--- BEGIN TASK DATA ---
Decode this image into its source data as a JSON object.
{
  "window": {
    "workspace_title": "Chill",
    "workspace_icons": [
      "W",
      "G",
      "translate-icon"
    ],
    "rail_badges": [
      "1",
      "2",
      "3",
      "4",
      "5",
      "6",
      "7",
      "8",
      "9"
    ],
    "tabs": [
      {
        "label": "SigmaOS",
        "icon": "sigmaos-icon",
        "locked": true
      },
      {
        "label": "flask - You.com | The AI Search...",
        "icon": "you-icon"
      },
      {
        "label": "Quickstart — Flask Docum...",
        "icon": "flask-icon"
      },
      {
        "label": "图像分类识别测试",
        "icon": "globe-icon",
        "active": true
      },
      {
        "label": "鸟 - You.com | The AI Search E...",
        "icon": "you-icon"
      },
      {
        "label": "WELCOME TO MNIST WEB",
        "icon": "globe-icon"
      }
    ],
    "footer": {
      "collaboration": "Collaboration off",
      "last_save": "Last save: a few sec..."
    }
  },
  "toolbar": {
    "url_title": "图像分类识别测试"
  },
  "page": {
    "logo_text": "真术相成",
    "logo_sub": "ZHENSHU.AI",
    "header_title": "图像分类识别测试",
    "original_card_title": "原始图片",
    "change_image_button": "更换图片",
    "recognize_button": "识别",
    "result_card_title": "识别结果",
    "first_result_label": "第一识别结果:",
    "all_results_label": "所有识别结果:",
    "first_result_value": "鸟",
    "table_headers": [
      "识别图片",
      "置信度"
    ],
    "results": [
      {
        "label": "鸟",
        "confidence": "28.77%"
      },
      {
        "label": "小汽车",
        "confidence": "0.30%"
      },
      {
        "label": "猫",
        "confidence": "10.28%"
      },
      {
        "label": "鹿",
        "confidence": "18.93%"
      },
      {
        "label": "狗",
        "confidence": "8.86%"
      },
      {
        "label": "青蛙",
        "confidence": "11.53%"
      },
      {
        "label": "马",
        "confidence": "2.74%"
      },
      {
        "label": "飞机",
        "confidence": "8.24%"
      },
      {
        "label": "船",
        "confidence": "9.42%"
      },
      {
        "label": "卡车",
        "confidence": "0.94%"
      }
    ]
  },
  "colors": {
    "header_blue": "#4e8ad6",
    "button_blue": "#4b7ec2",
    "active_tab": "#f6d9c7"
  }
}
--- END TASK DATA ---
TASK INSTRUCTIONS: All of the entries above should be written out again exactly.

PROBLEM SOLUTION:
Decode this image into its source data as a JSON object.
{
  "window": {
    "workspace_title": "Chill",
    "workspace_icons": [
      "W",
      "G",
      "translate-icon"
    ],
    "rail_badges": [
      "1",
      "2",
      "3",
      "4",
      "5",
      "6",
      "7",
      "8",
      "9"
    ],
    "tabs": [
      {
        "label": "SigmaOS",
        "icon": "sigmaos-icon",
        "locked": true
      },
      {
        "label": "flask - You.com | The AI Search...",
        "icon": "you-icon"
      },
      {
        "label": "Quickstart — Flask Docum...",
        "icon": "flask-icon"
      },
      {
        "label": "图像分类识别测试",
        "icon": "globe-icon",
        "active": true
      },
      {
        "label": "鸟 - You.com | The AI Search E...",
        "icon": "you-icon"
      },
      {
        "label": "WELCOME TO MNIST WEB",
        "icon": "globe-icon"
      }
    ],
    "footer": {
      "collaboration": "Collaboration off",
      "last_save": "Last save: a few sec..."
    }
  },
  "toolbar": {
    "url_title": "图像分类识别测试"
  },
  "page": {
    "logo_text": "真术相成",
    "logo_sub": "ZHENSHU.AI",
    "header_title": "图像分类识别测试",
    "original_card_title": "原始图片",
    "change_image_button": "更换图片",
    "recognize_button": "识别",
    "result_card_title": "识别结果",
    "first_result_label": "第一识别结果:",
    "all_results_label": "所有识别结果:",
    "first_result_value": "鸟",
    "table_headers": [
      "识别图片",
      "置信度"
    ],
    "results": [
      {
        "label": "鸟",
        "confidence": "28.77%"
      },
      {
        "label": "小汽车",
        "confidence": "0.30%"
      },
      {
        "label": "猫",
        "confidence": "10.28%"
      },
      {
        "label": "鹿",
        "confidence": "18.93%"
      },
      {
        "label": "狗",
        "confidence": "8.86%"
      },
      {
        "label": "青蛙",
        "confidence": "11.53%"
      },
      {
        "label": "马",
        "confidence": "2.74%"
      },
      {
        "label": "飞机",
        "confidence": "8.24%"
      },
      {
        "label": "船",
        "confidence": "9.42%"
      },
      {
        "label": "卡车",
        "confidence": "0.94%"
      }
    ]
  },
  "colors": {
    "header_blue": "#4e8ad6",
    "button_blue": "#4b7ec2",
    "active_tab": "#f6d9c7"
  }
}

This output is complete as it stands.